▸ SELECTED TEXT
Studio album by the Incredible String Band
- Released: October 1970
- Recorded: May 1970
- Genres: Psychedelic folk; folk rock; folk;
- Length: 107:07
- Label: Elektra / WEA
- Producer: Joe Boyd

The Incredible String Band chronology
| I Looked Up (1970) | U (1970) | Be Glad for the Song Has No Ending (1971) |

= U (Incredible String Band album) =

U is a double album, the seventh studio album overall, by the British psychedelic folk group the Incredible String Band (ISB) and was released on Elektra Records in October 1970. The majority of the material featured on the album was taken from the mixed-media production of the same name, which saw the band backed by the dancing troupe the Stone Monkey. The concept of U derived from the ISB's fascination and subsequent conversion to Scientology in 1969.

Although the show, along with the songs, were seen as ambitious, U was a commercial failure for the ISB. The album managed to chart at number 183 on the Billboard 200, fairing considerably better in the UK where it peaked at number 34 on the UK Albums Charts.

Professional ratings
Review scores
| Source | Rating |
| AllMusic | Star |

== Background ==

In 1969, after researching its concepts, the members of the ISB had joined the Church of Scientology, and expressed some of their changing views on their subsequent studio album, Changing Horses, later in the year. In November 1969, at the Hotel Chelsea in New York City, the ISB met two ex-members of David Medalla's kinetic art group the Exploding Galaxy, after the troupe unsuccessfully tried to negotiate a recording contract with MGM Records. Former members Malcolm Le Maistre and Rakis, as well as their newly formed dance ensemble the Stone Monkey, took residency at the ISB's commune in Glen Row to help the band, especially Robin Williamson, realise their vision for a multi-media stage act.

Described as a "surreal parable in song and dance" by Williamson, U was "neither a pageant, a play, dance, theater, nor pantomime, though there were elements of all of those" in the show. For the plot, Williamson explained "the vague notion was, a soul incarnates out of nowhere, lives, and then vanishes again at the other end. Hence the idea 'U'", although the performances themselves hardly followed a coherent storyline. On 8 April 1970 the three-hour U show opened at London's Roundhouse where it ran for ten consecutive days. As many as 12 dancers accompanied the band on stage; the dancing aspect was reminiscent of the group's early performing days with the duo Mimi and Mouse. Another booking, this time for six days at the Fillmore West in San Francisco, came at the ISB's own expense, and the financial fallout forced the group to complete the shows without the Stone Monkey in a standard concert format.

▸ JOB 1
List every genre given for the album in the U album article.
The rows that follow are separate material from the U album article above.

▸ SUPPLIED DATA
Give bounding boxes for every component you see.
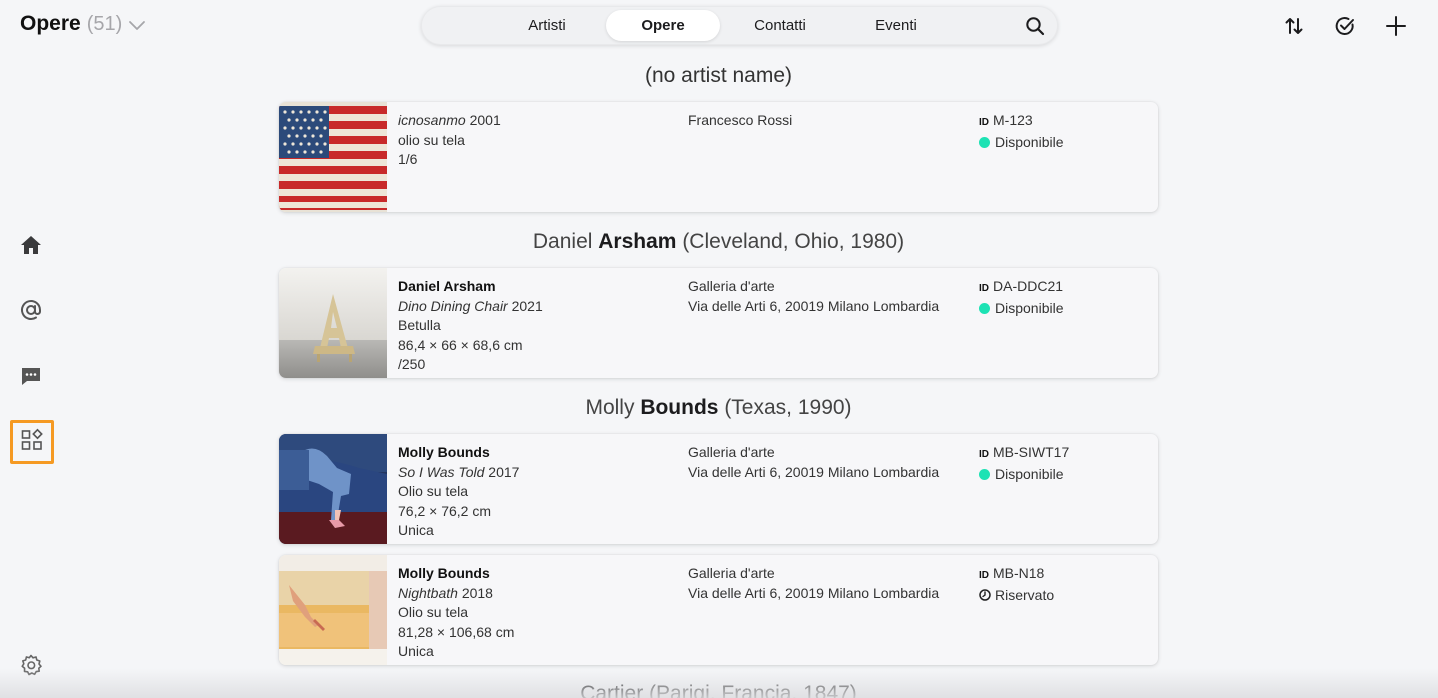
work-year: 2001 [469,112,501,128]
artwork-location: Galleria d'arte Via delle Arti 6, 20019 … [688,277,939,316]
work-medium: Betulla [398,317,441,334]
work-title: Dino Dining Chair [398,297,508,314]
artwork-card[interactable]: Molly Bounds So I Was Told 2017 Olio su … [279,434,1158,544]
location-address: Via delle Arti 6, 20019 Milano Lombardia [688,463,940,480]
artwork-status: ID MB-N18 Riservato [979,564,1054,605]
work-medium: Olio su tela [398,483,469,500]
group-title: Daniel Arsham (Cleveland, Ohio, 1980) [279,230,1158,254]
work-edition: /250 [398,356,426,373]
top-bar: Opere (51) Artisti Opere Contatti Eventi [0,0,1438,52]
page-title: Opere [20,12,81,35]
work-dimensions: 81,28 × 106,68 cm [398,623,515,640]
at-icon[interactable] [19,298,43,322]
reserved-clock-icon [979,587,991,601]
available-dot-icon [979,468,990,480]
group-title: Cartier (Parigi, Francia, 1847) [279,682,1158,698]
status-text: Disponibile [995,465,1064,482]
status-text: Riservato [995,586,1055,603]
artwork-thumbnail [279,102,387,212]
artwork-location: Galleria d'arte Via delle Arti 6, 20019 … [688,443,939,482]
tab-contatti[interactable]: Contatti [741,10,819,41]
work-medium: olio su tela [398,131,465,148]
work-title: Nightbath [398,584,458,601]
location-name: Galleria d'arte [688,444,775,460]
available-dot-icon [979,302,990,314]
artwork-thumbnail [279,434,387,544]
group-title-text: (no artist name) [644,64,793,87]
artist-name: Molly Bounds [398,565,490,581]
artwork-card[interactable]: icnosanmo 2001 olio su tela 1/6 Francesc… [279,102,1158,212]
check-circle-icon[interactable] [1334,15,1356,37]
artwork-details: Daniel Arsham Dino Dining Chair 2021 Bet… [398,277,543,375]
artist-origin: (Parigi, Francia, 1847) [649,682,857,698]
artwork-id: DA-DDC21 [993,278,1064,294]
tab-eventi[interactable]: Eventi [861,10,931,41]
work-year: 2017 [488,463,520,480]
artist-name: Cartier [580,682,644,698]
sidebar-item-artworks[interactable] [10,420,54,464]
chevron-down-icon[interactable] [128,19,146,31]
artwork-id: MB-SIWT17 [993,444,1070,460]
artwork-status: ID DA-DDC21 Disponibile [979,277,1063,318]
artwork-details: Molly Bounds Nightbath 2018 Olio su tela… [398,564,514,662]
status-text: Disponibile [995,299,1064,316]
artwork-details: Molly Bounds So I Was Told 2017 Olio su … [398,443,519,541]
id-label: ID [979,449,989,460]
work-title: So I Was Told [398,463,485,480]
artwork-card[interactable]: Daniel Arsham Dino Dining Chair 2021 Bet… [279,268,1158,378]
available-dot-icon [979,136,990,148]
work-year: 2021 [511,297,543,314]
item-count: (51) [86,12,123,35]
work-edition: Unica [398,522,434,539]
id-label: ID [979,117,989,128]
artist-name: Molly Bounds [398,444,490,460]
settings-icon[interactable] [19,653,43,677]
work-edition: Unica [398,643,434,660]
artist-first-name: Molly [585,396,635,419]
group-title: (no artist name) [279,64,1158,88]
work-dimensions: 86,4 × 66 × 68,6 cm [398,336,523,353]
sort-icon[interactable] [1283,15,1305,37]
location-name: Galleria d'arte [688,278,775,294]
location-address: Via delle Arti 6, 20019 Milano Lombardia [688,584,940,601]
artist-name: Daniel Arsham [398,278,496,294]
artwork-location: Galleria d'arte Via delle Arti 6, 20019 … [688,564,939,603]
artwork-thumbnail [279,555,387,665]
location-name: Galleria d'arte [688,565,775,581]
artist-last-name: Bounds [640,396,719,419]
artwork-location: Francesco Rossi [688,111,792,131]
group-title: Molly Bounds (Texas, 1990) [279,396,1158,420]
home-icon[interactable] [19,233,43,257]
location-address: Via delle Arti 6, 20019 Milano Lombardia [688,297,940,314]
section-tabs: Artisti Opere Contatti Eventi [421,6,1058,45]
id-label: ID [979,283,989,294]
artist-origin: (Texas, 1990) [724,396,852,419]
artwork-status: ID MB-SIWT17 Disponibile [979,443,1069,484]
location-line: Francesco Rossi [688,112,793,128]
chat-icon[interactable] [19,364,43,388]
tab-artisti[interactable]: Artisti [510,10,584,41]
artwork-id: MB-N18 [993,565,1045,581]
status-text: Disponibile [995,133,1064,150]
work-medium: Olio su tela [398,604,469,621]
artwork-status: ID M-123 Disponibile [979,111,1063,152]
artist-first-name: Daniel [532,230,593,253]
artist-last-name: Arsham [598,230,677,253]
work-dimensions: 76,2 × 76,2 cm [398,502,492,519]
artwork-card[interactable]: Molly Bounds Nightbath 2018 Olio su tela… [279,555,1158,665]
artwork-thumbnail [279,268,387,378]
id-label: ID [979,570,989,581]
artwork-id: M-123 [993,112,1033,128]
plus-icon[interactable] [1385,15,1407,37]
artist-origin: (Cleveland, Ohio, 1980) [682,230,905,253]
artwork-details: icnosanmo 2001 olio su tela 1/6 [398,111,501,170]
artworks-grid-icon [20,428,44,457]
search-icon[interactable] [1025,16,1045,36]
collection-title[interactable]: Opere (51) [20,12,146,36]
work-year: 2018 [461,584,493,601]
work-edition: 1/6 [398,151,418,168]
work-title: icnosanmo [398,112,466,128]
tab-opere[interactable]: Opere [606,10,720,41]
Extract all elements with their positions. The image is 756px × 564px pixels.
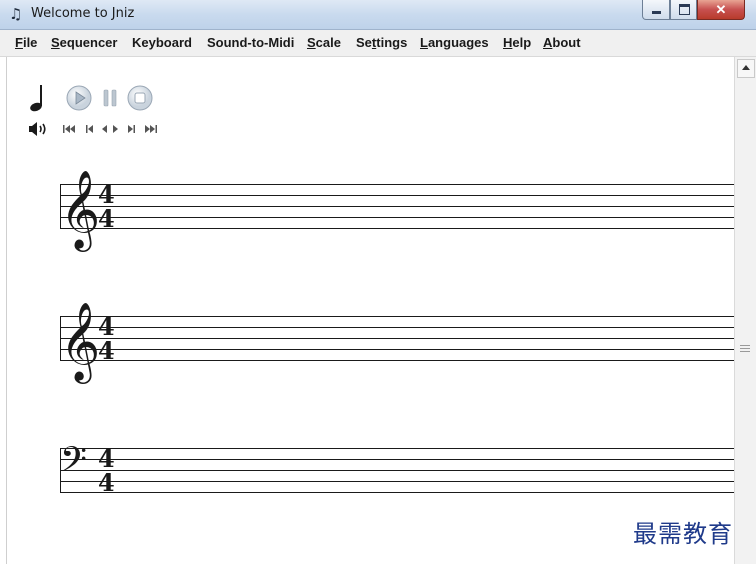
watermark: 最需教育 [633,520,733,548]
time-signature-bottom: 4 [98,336,115,365]
staff-treble-2[interactable]: 𝄞 4 4 [60,302,734,384]
score-staves: 𝄞 4 4 𝄞 4 4 𝄢 4 4 [60,170,734,497]
staff-bass[interactable]: 𝄢 4 4 [60,439,734,497]
time-signature-bottom: 4 [98,204,115,233]
treble-clef-icon: 𝄞 [60,170,100,252]
staff-treble-1[interactable]: 𝄞 4 4 [60,170,734,252]
vertical-scrollbar[interactable] [734,57,756,564]
treble-clef-icon: 𝄞 [60,302,100,384]
bass-clef-icon: 𝄢 [60,439,87,488]
scroll-thumb-grip[interactable] [740,345,750,354]
scroll-up-arrow-icon[interactable] [737,59,755,78]
time-signature-bottom: 4 [98,468,115,497]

▸ JOB 2
Please copy down the part of the rows that opens with the line containing "work-year: 2001 [469,112,501,128]" and closes with the line containing "work-title: Dino Dining", including both of those lines.

▸ FULL OUTPUT 1
Psychedelic folk, folk rock, folk

▸ FULL OUTPUT 2
work-year: 2001 [469,112,501,128]
artwork-location: Galleria d'arte Via delle Arti 6, 20019 … [688,277,939,316]
work-medium: Betulla [398,317,441,334]
work-title: Dino Dining Chair [398,297,508,314]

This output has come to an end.